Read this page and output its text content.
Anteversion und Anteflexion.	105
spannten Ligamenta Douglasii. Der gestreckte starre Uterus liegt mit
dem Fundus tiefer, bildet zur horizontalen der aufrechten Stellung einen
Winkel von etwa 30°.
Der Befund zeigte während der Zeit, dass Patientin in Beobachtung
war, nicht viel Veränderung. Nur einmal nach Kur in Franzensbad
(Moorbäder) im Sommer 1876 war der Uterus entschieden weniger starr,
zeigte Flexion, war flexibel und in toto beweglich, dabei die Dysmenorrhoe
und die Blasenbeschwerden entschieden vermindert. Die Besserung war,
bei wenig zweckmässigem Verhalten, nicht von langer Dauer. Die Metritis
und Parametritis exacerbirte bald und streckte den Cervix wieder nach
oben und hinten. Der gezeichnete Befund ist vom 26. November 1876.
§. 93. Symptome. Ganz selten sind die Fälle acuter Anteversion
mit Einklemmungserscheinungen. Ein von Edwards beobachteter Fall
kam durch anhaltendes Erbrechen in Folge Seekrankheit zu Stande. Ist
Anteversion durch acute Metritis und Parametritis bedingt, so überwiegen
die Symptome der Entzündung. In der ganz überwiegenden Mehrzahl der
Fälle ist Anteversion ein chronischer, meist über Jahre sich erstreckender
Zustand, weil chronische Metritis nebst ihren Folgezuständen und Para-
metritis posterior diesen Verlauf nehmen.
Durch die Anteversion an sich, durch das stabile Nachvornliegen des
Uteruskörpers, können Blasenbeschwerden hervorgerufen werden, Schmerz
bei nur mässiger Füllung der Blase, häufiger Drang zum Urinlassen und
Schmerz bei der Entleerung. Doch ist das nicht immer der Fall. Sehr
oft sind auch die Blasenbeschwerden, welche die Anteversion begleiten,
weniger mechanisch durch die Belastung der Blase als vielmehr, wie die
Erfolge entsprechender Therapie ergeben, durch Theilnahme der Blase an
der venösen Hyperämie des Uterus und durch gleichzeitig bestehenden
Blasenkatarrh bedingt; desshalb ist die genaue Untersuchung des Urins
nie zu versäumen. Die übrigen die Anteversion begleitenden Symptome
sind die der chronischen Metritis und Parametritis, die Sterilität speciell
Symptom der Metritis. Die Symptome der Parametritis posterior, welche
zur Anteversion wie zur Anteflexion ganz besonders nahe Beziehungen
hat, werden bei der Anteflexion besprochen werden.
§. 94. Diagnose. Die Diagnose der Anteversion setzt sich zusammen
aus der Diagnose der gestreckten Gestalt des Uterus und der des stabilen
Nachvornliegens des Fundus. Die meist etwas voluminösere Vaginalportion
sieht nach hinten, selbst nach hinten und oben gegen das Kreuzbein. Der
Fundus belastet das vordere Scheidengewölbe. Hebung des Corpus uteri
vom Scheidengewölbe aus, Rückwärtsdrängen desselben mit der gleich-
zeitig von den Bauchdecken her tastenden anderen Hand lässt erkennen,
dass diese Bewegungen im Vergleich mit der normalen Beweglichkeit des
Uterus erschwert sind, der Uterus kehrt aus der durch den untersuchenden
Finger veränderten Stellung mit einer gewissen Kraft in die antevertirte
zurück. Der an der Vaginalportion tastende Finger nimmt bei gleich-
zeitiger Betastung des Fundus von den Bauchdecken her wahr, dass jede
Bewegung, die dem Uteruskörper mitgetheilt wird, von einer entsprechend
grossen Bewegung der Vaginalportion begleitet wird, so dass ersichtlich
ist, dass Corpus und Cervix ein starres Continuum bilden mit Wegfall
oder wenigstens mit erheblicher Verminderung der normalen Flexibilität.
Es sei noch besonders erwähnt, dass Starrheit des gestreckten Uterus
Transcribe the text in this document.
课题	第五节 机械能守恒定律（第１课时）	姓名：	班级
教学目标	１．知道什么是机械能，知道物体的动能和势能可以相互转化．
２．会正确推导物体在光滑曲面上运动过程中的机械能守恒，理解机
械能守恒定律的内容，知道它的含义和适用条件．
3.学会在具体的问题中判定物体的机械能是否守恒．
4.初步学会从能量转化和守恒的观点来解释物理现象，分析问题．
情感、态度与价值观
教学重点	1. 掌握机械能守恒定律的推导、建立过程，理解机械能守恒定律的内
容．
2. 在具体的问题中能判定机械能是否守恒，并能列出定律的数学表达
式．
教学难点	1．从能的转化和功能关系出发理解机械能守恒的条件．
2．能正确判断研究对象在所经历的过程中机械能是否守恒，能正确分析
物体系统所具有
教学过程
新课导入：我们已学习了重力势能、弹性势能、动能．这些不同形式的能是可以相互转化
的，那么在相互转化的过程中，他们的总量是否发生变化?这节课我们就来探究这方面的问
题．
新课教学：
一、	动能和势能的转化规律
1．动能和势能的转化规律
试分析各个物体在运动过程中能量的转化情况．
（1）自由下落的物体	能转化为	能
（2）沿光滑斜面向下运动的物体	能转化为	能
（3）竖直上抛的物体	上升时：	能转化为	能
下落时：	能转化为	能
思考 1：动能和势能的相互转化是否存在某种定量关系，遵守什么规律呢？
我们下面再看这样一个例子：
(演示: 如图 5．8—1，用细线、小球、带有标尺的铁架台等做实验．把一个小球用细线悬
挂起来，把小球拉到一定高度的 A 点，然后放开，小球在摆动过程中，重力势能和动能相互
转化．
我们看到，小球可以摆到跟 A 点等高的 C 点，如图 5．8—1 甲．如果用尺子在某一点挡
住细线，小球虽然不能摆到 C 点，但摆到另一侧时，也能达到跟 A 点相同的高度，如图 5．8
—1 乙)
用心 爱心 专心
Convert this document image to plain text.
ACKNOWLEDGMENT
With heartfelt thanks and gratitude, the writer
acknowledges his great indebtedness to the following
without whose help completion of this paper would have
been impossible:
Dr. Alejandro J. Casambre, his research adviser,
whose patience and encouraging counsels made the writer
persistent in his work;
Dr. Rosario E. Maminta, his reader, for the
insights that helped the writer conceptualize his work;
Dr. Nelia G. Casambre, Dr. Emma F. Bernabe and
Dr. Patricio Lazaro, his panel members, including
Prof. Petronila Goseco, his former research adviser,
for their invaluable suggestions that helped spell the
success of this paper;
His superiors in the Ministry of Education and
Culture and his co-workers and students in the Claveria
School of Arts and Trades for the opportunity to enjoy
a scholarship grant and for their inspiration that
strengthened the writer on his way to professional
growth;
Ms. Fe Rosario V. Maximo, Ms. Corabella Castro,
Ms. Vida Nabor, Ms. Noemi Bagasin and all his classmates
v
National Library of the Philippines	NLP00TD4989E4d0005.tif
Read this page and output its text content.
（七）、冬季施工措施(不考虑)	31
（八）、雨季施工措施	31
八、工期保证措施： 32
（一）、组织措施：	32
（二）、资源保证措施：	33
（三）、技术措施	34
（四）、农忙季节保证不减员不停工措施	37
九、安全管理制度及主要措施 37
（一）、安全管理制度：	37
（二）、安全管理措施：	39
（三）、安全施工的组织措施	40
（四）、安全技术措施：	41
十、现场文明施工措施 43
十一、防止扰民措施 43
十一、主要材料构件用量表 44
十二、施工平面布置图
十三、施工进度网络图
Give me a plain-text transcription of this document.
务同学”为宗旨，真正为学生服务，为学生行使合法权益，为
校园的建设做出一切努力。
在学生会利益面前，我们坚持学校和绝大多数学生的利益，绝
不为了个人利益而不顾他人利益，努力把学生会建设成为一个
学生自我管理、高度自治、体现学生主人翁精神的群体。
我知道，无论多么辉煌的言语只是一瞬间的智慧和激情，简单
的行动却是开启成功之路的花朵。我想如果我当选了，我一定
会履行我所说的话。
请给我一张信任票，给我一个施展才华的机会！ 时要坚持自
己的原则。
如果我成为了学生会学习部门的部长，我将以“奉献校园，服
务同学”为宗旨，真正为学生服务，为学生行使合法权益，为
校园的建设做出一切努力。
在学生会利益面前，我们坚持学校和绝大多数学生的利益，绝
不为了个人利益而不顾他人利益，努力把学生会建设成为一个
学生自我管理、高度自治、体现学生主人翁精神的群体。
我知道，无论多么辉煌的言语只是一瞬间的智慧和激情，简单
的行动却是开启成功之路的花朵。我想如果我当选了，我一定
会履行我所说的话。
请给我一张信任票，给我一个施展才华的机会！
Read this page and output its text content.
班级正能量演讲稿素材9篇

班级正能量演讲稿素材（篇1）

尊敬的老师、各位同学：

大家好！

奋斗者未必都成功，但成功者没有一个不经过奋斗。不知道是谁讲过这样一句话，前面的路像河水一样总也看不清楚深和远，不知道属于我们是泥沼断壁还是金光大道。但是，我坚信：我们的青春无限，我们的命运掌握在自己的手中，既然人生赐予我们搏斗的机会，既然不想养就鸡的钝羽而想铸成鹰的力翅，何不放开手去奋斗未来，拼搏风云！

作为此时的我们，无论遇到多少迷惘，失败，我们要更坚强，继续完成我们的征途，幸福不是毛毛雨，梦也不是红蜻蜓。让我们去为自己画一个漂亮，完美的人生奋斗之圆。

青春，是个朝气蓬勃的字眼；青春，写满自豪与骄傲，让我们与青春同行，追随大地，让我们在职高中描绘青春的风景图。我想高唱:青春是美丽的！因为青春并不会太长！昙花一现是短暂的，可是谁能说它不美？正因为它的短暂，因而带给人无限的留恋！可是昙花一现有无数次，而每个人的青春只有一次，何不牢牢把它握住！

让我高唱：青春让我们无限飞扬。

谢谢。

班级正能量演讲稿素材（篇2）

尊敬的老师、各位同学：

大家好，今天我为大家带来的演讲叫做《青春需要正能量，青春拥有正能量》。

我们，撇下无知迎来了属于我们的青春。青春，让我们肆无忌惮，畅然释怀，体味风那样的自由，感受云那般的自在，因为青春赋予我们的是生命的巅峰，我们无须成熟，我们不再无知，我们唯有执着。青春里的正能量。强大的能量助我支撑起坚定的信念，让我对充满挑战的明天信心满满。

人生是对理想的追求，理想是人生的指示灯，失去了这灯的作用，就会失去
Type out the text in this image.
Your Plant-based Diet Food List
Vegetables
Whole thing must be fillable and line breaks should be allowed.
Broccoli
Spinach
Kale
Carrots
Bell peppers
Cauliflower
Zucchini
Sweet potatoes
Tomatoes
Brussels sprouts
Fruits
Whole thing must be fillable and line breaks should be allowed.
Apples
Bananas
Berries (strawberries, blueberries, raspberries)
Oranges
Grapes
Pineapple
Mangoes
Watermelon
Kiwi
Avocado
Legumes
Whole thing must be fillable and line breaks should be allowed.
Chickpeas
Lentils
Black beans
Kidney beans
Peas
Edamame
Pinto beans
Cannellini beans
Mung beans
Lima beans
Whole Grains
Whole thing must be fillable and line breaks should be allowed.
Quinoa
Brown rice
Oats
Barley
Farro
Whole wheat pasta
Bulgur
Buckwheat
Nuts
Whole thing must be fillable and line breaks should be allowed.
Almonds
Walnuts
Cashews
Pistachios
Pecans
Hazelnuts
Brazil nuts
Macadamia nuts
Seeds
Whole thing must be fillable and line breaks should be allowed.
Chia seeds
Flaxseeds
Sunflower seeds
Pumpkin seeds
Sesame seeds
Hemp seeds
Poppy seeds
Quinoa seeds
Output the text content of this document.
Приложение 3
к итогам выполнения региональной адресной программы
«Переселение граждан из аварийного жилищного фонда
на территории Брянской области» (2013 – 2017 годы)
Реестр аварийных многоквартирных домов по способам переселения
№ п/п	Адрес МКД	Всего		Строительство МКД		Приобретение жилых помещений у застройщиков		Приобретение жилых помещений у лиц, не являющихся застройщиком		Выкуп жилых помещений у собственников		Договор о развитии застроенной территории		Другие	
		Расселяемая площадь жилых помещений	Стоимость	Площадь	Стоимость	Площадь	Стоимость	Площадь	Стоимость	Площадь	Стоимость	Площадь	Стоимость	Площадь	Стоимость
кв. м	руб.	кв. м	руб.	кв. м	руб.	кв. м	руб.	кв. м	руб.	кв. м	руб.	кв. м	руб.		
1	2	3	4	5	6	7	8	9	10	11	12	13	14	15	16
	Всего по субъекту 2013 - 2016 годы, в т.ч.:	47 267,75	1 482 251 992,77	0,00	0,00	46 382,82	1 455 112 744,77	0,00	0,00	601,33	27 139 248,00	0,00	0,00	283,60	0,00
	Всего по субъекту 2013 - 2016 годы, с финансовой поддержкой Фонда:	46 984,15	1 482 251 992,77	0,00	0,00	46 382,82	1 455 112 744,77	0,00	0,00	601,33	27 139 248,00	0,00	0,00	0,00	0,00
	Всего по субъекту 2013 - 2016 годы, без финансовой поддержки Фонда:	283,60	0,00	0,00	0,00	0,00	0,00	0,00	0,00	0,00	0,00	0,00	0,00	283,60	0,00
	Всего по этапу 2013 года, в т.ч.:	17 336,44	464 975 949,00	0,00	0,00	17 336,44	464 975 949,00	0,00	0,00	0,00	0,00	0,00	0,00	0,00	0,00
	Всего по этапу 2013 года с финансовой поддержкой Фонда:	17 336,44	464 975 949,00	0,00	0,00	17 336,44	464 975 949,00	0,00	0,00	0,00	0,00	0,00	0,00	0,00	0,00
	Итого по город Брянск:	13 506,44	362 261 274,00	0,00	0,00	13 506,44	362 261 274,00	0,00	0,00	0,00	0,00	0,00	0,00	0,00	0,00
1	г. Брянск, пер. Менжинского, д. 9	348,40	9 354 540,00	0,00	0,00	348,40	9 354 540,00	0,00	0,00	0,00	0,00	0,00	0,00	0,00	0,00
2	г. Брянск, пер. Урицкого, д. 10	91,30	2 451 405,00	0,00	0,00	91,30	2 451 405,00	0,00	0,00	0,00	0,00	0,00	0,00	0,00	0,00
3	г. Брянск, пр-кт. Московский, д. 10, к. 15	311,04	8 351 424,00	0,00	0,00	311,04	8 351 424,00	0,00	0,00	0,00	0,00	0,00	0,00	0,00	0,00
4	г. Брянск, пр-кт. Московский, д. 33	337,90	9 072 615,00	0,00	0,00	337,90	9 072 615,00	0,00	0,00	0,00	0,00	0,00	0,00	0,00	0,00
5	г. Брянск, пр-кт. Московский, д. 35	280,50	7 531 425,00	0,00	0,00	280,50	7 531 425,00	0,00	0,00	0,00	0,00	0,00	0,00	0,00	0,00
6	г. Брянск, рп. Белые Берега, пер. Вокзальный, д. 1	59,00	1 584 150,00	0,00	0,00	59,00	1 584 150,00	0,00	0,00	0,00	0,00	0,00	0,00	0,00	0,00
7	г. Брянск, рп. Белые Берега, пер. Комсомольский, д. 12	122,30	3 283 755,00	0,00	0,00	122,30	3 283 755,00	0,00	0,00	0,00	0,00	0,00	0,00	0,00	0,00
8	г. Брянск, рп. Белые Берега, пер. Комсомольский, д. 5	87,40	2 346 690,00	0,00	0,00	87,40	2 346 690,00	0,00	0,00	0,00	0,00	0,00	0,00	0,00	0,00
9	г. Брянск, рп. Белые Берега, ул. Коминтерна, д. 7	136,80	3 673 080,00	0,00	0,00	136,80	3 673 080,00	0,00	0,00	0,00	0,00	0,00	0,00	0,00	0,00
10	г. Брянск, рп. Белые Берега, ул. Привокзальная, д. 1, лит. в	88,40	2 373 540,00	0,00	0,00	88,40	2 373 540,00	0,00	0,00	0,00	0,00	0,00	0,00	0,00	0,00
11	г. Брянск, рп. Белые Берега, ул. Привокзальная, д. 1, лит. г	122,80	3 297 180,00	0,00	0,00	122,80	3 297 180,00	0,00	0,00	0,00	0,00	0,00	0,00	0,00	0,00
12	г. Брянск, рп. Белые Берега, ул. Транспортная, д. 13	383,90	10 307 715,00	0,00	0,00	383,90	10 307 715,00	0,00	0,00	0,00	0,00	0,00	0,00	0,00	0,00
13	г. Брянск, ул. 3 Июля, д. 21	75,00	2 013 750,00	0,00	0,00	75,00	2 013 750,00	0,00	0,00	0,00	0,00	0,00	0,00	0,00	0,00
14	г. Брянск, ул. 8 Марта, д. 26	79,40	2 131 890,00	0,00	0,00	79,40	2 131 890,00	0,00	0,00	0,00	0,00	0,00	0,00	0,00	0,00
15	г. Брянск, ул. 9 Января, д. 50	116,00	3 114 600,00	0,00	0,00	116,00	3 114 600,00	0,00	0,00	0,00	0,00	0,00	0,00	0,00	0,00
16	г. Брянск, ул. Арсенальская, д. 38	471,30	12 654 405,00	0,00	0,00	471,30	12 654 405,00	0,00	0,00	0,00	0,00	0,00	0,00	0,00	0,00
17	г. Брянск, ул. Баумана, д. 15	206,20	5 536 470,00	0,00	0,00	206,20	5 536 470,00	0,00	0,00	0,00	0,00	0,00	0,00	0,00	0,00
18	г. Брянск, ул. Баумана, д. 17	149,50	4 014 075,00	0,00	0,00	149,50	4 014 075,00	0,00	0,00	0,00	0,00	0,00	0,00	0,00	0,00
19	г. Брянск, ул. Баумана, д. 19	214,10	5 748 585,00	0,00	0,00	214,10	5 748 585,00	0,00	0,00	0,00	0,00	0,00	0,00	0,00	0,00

Exercise ->
Say the number of lines in the listing that hold "zeigte", with no added words.

Worked answer ->
2